------ RAW DATA

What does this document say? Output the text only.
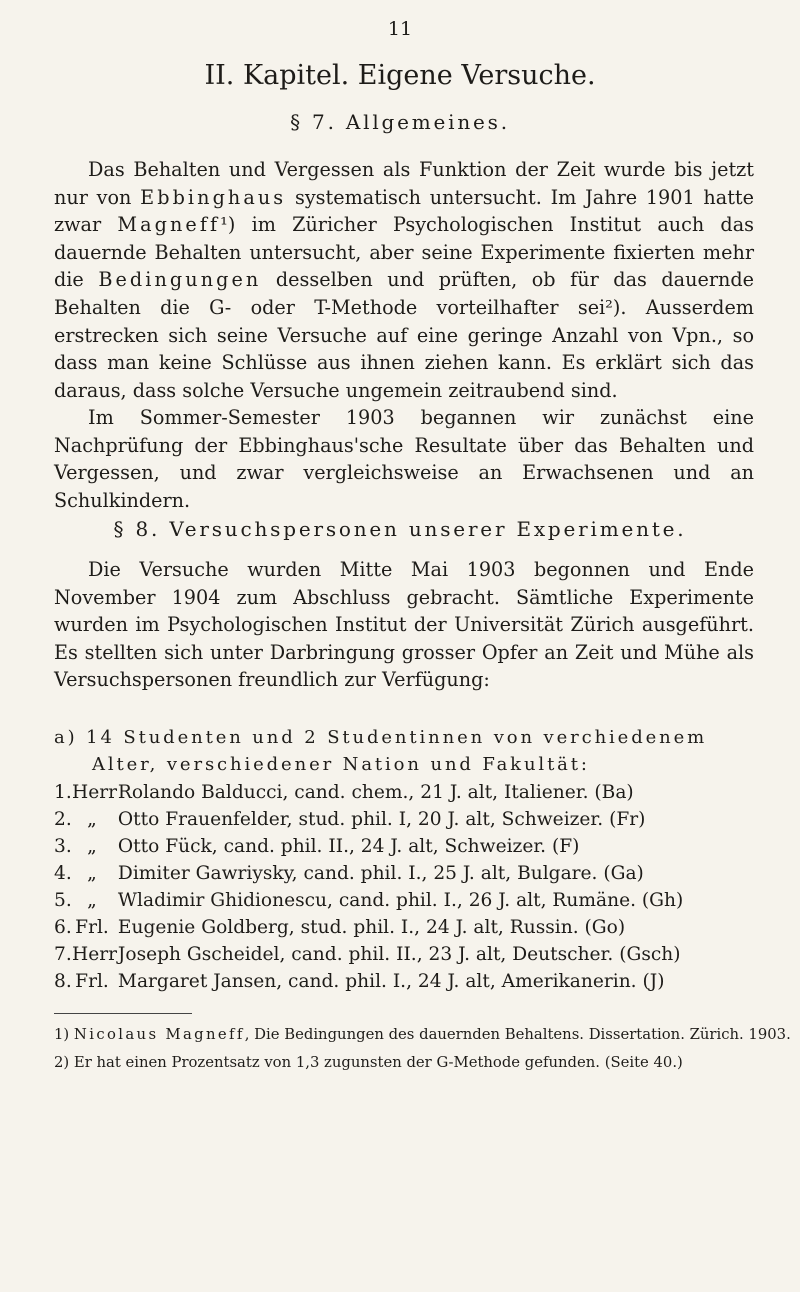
11
II. Kapitel. Eigene Versuche.
§ 7. Allgemeines.

Das Behalten und Vergessen als Funktion der Zeit wurde bis jetzt nur von Ebbinghaus systematisch untersucht. Im Jahre 1901 hatte zwar Magneff¹) im Züricher Psychologischen Institut auch das dauernde Behalten untersucht, aber seine Experimente fixierten mehr die Bedingungen desselben und prüften, ob für das dauernde Behalten die G- oder T-Methode vorteilhafter sei²). Ausserdem erstrecken sich seine Versuche auf eine geringe Anzahl von Vpn., so dass man keine Schlüsse aus ihnen ziehen kann. Es erklärt sich das daraus, dass solche Versuche ungemein zeitraubend sind.

Im Sommer-Semester 1903 begannen wir zunächst eine Nachprüfung der Ebbinghaus'sche Resultate über das Behalten und Vergessen, und zwar vergleichsweise an Erwachsenen und an Schulkindern.

§ 8. Versuchspersonen unserer Experimente.

Die Versuche wurden Mitte Mai 1903 begonnen und Ende November 1904 zum Abschluss gebracht. Sämtliche Experimente wurden im Psychologischen Institut der Universität Zürich ausgeführt. Es stellten sich unter Darbringung grosser Opfer an Zeit und Mühe als Versuchspersonen freundlich zur Verfügung:

a) 14 Studenten und 2 Studentinnen von verchiedenem
Alter, verschiedener Nation und Fakultät:
1.Herr Rolando Balducci, cand. chem., 21 J. alt, Italiener. (Ba)
2. „ Otto Frauenfelder, stud. phil. I, 20 J. alt, Schweizer. (Fr)
3. „ Otto Fück, cand. phil. II., 24 J. alt, Schweizer. (F)
4. „ Dimiter Gawriysky, cand. phil. I., 25 J. alt, Bulgare. (Ga)
5. „ Wladimir Ghidionescu, cand. phil. I., 26 J. alt, Rumäne. (Gh)
6. Frl. Eugenie Goldberg, stud. phil. I., 24 J. alt, Russin. (Go)
7.Herr Joseph Gscheidel, cand. phil. II., 23 J. alt, Deutscher. (Gsch)
8. Frl. Margaret Jansen, cand. phil. I., 24 J. alt, Amerikanerin. (J)
1) Nicolaus Magneff, Die Bedingungen des dauernden Behaltens. Dissertation. Zürich. 1903.
2) Er hat einen Prozentsatz von 1,3 zugunsten der G-Methode gefunden. (Seite 40.)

------------

*SHORT PROBLEM:* Make an exact copy of all entries above, dropping the images.

*COMPLETED TASK:*
What does this document say? Output the text only.
11
II. Kapitel. Eigene Versuche.
§ 7. Allgemeines.

Das Behalten und Vergessen als Funktion der Zeit wurde bis jetzt nur von Ebbinghaus systematisch untersucht. Im Jahre 1901 hatte zwar Magneff¹) im Züricher Psychologischen Institut auch das dauernde Behalten untersucht, aber seine Experimente fixierten mehr die Bedingungen desselben und prüften, ob für das dauernde Behalten die G- oder T-Methode vorteilhafter sei²). Ausserdem erstrecken sich seine Versuche auf eine geringe Anzahl von Vpn., so dass man keine Schlüsse aus ihnen ziehen kann. Es erklärt sich das daraus, dass solche Versuche ungemein zeitraubend sind.

Im Sommer-Semester 1903 begannen wir zunächst eine Nachprüfung der Ebbinghaus'sche Resultate über das Behalten und Vergessen, und zwar vergleichsweise an Erwachsenen und an Schulkindern.

§ 8. Versuchspersonen unserer Experimente.

Die Versuche wurden Mitte Mai 1903 begonnen und Ende November 1904 zum Abschluss gebracht. Sämtliche Experimente wurden im Psychologischen Institut der Universität Zürich ausgeführt. Es stellten sich unter Darbringung grosser Opfer an Zeit und Mühe als Versuchspersonen freundlich zur Verfügung:

a) 14 Studenten und 2 Studentinnen von verchiedenem
Alter, verschiedener Nation und Fakultät:
1.Herr Rolando Balducci, cand. chem., 21 J. alt, Italiener. (Ba)
2. „ Otto Frauenfelder, stud. phil. I, 20 J. alt, Schweizer. (Fr)
3. „ Otto Fück, cand. phil. II., 24 J. alt, Schweizer. (F)
4. „ Dimiter Gawriysky, cand. phil. I., 25 J. alt, Bulgare. (Ga)
5. „ Wladimir Ghidionescu, cand. phil. I., 26 J. alt, Rumäne. (Gh)
6. Frl. Eugenie Goldberg, stud. phil. I., 24 J. alt, Russin. (Go)
7.Herr Joseph Gscheidel, cand. phil. II., 23 J. alt, Deutscher. (Gsch)
8. Frl. Margaret Jansen, cand. phil. I., 24 J. alt, Amerikanerin. (J)
1) Nicolaus Magneff, Die Bedingungen des dauernden Behaltens. Dissertation. Zürich. 1903.
2) Er hat einen Prozentsatz von 1,3 zugunsten der G-Methode gefunden. (Seite 40.)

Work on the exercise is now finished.